(Stored records)
******************************

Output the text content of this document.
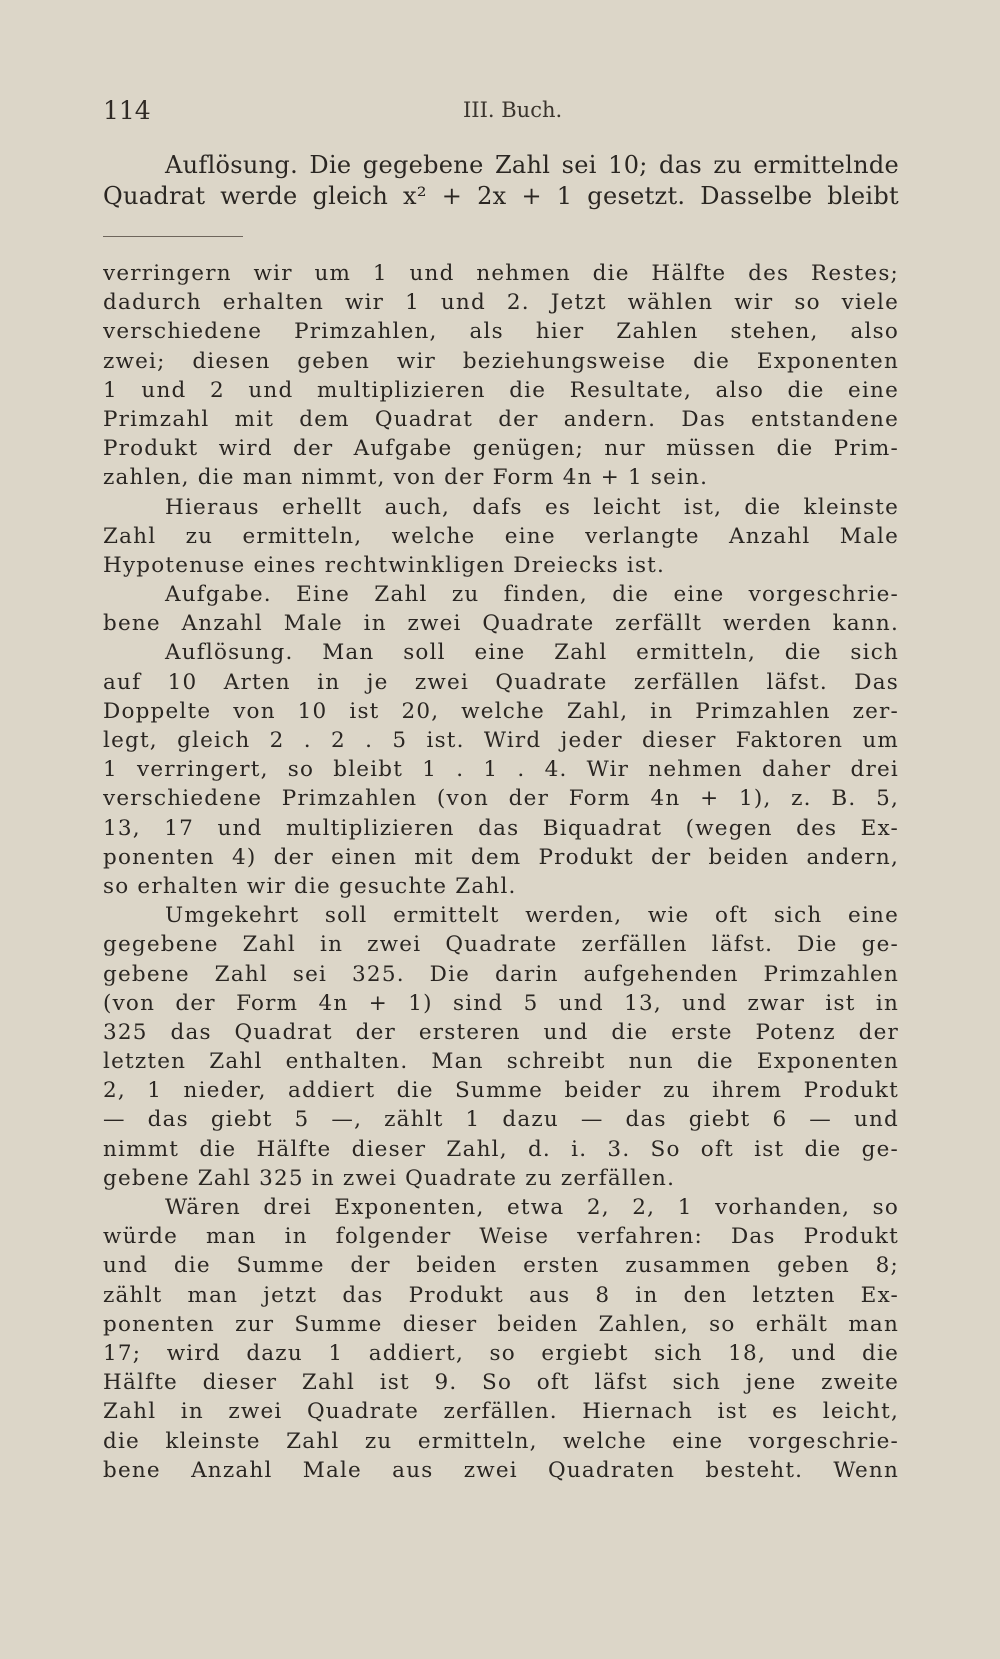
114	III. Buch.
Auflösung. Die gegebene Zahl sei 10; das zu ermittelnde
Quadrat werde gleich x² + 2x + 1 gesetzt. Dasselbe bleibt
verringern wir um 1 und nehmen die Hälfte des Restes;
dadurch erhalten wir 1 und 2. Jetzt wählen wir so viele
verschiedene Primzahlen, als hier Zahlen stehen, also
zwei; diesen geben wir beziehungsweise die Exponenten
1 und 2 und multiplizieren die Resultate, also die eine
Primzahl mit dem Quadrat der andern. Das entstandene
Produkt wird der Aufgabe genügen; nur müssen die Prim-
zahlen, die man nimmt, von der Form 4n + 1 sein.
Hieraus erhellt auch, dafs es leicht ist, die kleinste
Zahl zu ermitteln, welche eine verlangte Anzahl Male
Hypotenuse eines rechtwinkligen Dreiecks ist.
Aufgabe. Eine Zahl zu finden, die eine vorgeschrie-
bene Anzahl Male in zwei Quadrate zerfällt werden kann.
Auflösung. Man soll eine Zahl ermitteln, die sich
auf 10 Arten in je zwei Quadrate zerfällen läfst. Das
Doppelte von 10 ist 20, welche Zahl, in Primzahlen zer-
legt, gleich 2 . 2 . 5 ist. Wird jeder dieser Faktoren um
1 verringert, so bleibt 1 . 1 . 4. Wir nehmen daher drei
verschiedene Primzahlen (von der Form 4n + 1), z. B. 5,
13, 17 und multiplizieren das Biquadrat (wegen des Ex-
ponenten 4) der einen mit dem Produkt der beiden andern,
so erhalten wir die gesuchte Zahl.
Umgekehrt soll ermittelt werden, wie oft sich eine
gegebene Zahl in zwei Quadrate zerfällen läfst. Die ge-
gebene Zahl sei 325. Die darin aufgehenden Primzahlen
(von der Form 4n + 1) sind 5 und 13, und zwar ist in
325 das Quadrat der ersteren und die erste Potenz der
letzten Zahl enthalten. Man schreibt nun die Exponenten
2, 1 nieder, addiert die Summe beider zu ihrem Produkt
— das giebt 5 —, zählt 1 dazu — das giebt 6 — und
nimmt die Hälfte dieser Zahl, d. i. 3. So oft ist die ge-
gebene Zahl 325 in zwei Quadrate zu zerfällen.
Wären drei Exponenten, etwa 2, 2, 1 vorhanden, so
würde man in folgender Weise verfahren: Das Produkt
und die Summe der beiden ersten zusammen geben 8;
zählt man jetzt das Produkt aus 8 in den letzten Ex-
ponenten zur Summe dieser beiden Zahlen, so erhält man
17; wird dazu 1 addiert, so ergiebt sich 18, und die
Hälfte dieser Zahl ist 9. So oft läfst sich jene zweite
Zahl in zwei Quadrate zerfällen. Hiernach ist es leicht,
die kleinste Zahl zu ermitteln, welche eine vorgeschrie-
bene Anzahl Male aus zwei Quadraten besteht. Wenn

******************************

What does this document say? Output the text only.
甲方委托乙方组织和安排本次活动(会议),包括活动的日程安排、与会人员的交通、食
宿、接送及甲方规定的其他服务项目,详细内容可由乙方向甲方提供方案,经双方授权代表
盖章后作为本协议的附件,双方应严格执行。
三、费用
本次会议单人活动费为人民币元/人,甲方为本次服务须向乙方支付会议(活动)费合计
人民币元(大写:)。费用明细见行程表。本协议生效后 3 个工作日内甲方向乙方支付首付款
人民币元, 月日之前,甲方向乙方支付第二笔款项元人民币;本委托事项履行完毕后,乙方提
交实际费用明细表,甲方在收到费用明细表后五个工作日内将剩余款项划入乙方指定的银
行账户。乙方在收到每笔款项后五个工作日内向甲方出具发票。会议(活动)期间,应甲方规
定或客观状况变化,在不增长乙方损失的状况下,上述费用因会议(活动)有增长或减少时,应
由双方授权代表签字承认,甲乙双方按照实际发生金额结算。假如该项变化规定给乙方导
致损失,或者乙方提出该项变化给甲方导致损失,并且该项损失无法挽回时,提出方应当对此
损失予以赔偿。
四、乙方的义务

******************************

_Written request_:
Scan the material above and determine how many lines include the word "sich"; report only the number.

_Problem solution_:
4